Task statement – Count the lines containing "commentaires". Give the number alone.

"""

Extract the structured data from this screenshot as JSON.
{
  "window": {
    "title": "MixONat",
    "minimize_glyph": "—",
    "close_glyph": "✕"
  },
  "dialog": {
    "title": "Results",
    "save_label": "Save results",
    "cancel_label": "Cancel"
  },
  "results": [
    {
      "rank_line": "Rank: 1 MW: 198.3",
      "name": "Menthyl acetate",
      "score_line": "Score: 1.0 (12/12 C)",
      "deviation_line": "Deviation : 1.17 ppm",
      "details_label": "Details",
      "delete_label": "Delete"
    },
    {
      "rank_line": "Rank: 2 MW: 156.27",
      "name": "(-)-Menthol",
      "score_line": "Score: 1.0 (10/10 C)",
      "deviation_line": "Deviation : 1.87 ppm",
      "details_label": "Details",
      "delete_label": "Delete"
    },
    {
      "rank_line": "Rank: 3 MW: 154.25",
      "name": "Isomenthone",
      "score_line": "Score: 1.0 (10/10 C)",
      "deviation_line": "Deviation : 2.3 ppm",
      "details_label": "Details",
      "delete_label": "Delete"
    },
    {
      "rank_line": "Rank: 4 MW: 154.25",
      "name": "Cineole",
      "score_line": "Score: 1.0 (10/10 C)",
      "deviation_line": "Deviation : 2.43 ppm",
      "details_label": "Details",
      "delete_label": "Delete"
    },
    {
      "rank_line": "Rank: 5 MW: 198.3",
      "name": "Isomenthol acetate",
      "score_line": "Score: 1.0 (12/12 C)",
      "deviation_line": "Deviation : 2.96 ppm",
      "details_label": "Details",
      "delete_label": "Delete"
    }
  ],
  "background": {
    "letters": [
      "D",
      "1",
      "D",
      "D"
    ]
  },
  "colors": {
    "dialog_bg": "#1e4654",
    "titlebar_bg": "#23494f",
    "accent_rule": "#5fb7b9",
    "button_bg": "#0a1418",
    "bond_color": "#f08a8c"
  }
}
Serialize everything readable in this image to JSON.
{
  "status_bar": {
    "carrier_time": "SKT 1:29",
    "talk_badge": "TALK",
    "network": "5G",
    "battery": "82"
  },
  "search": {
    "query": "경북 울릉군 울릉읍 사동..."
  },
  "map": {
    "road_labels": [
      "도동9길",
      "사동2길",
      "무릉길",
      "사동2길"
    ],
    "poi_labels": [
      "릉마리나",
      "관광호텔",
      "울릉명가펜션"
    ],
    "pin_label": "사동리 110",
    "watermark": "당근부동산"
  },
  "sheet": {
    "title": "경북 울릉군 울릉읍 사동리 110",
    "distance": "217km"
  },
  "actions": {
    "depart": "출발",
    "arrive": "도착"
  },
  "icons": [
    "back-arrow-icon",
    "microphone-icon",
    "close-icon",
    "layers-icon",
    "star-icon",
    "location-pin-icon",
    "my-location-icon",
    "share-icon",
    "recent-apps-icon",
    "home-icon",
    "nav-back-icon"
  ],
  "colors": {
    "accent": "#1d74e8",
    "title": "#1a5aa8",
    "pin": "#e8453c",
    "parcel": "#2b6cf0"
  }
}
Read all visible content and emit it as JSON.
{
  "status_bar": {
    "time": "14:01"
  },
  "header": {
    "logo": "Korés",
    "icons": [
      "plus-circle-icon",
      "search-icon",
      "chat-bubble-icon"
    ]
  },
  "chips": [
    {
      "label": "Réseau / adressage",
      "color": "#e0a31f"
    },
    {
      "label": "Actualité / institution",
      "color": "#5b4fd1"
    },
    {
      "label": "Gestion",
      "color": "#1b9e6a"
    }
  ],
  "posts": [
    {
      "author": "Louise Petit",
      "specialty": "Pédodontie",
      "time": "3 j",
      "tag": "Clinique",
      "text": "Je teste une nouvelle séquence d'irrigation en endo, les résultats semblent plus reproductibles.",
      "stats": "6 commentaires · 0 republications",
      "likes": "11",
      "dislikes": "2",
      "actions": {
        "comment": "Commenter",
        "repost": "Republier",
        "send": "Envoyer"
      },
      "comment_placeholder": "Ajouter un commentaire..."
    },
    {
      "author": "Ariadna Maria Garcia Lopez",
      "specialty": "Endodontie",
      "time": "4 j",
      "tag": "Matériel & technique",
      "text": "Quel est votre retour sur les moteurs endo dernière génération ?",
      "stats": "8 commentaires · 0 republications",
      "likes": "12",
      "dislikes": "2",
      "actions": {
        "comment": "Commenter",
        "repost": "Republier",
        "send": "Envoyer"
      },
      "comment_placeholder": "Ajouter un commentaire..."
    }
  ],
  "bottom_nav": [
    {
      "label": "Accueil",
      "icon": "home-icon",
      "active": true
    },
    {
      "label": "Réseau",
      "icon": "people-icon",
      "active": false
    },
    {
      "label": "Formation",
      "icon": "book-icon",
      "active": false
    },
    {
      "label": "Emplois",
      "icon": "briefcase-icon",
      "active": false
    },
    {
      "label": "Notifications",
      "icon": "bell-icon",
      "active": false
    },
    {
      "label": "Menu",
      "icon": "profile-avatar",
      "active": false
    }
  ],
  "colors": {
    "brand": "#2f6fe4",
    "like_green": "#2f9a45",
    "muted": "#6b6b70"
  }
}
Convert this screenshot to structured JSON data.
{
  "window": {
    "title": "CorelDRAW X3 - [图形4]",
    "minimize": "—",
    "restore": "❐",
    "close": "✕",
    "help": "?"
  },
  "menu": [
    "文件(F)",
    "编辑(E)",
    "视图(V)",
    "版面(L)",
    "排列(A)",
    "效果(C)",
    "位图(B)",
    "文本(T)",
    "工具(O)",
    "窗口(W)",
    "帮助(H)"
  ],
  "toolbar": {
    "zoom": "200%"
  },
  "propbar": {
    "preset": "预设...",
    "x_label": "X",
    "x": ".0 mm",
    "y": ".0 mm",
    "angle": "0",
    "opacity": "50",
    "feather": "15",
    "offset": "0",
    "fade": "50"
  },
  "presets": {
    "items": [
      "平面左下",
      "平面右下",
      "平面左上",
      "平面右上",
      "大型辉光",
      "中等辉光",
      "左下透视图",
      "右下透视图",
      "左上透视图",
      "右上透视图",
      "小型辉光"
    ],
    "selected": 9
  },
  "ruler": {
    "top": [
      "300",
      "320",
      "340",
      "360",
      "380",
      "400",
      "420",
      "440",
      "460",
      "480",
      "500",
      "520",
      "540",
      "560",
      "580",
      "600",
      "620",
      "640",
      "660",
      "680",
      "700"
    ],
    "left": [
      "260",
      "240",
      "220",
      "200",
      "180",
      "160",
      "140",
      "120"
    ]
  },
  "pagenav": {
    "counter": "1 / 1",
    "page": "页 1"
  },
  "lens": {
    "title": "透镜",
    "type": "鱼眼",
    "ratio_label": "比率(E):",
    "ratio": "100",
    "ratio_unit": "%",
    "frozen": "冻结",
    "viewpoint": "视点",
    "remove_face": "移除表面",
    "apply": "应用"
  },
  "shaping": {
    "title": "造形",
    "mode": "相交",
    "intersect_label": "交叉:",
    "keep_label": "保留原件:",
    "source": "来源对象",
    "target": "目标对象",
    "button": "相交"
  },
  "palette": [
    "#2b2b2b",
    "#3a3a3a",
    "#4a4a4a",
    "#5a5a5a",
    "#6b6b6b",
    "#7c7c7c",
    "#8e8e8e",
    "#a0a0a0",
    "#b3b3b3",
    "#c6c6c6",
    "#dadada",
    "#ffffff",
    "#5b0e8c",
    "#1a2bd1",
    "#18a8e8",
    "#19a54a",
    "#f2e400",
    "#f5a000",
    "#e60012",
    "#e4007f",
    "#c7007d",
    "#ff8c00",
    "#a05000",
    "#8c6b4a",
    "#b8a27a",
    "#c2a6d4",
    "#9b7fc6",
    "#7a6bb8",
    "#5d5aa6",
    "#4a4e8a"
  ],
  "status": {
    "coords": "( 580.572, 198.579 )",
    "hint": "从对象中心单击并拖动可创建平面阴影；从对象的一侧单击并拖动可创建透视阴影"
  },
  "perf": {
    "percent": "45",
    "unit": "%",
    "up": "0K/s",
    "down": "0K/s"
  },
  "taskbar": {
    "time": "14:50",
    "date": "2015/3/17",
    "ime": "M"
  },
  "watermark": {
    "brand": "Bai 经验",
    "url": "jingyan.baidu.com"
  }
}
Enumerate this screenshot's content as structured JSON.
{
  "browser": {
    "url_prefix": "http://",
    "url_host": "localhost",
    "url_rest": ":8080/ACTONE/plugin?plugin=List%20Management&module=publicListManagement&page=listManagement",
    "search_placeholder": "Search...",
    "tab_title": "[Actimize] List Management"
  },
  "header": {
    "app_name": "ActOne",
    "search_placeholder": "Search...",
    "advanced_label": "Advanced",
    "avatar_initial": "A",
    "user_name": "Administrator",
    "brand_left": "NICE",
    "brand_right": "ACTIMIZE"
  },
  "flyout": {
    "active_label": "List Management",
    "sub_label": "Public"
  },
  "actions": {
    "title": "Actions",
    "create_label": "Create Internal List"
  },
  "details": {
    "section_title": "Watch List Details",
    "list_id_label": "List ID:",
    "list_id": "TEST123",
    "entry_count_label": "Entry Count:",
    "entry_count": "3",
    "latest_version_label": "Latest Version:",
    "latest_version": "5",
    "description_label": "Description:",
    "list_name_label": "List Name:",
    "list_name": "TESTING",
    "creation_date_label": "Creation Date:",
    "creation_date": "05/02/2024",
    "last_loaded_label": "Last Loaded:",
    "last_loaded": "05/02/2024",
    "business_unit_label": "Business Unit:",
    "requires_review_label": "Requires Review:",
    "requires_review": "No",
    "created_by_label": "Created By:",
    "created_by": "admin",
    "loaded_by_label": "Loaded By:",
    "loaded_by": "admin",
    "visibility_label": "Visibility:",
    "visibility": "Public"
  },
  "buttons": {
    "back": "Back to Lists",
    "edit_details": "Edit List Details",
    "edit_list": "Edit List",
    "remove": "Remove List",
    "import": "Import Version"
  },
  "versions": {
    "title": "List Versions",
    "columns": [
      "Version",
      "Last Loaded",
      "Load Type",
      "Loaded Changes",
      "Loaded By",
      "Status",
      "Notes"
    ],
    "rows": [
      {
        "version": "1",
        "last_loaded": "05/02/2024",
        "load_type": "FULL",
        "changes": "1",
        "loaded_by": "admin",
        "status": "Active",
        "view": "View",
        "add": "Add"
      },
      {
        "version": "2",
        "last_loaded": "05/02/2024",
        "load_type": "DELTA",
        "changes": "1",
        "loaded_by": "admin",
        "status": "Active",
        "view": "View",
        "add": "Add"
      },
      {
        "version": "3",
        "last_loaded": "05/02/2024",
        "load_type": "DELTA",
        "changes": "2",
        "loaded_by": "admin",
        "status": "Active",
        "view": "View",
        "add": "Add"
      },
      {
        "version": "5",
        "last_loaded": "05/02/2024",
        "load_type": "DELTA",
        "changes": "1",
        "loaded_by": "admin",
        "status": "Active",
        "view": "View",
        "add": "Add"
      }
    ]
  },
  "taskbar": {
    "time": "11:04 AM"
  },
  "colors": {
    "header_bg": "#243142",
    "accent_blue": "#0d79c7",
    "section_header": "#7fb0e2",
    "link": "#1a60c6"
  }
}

"""

Problem solution – 2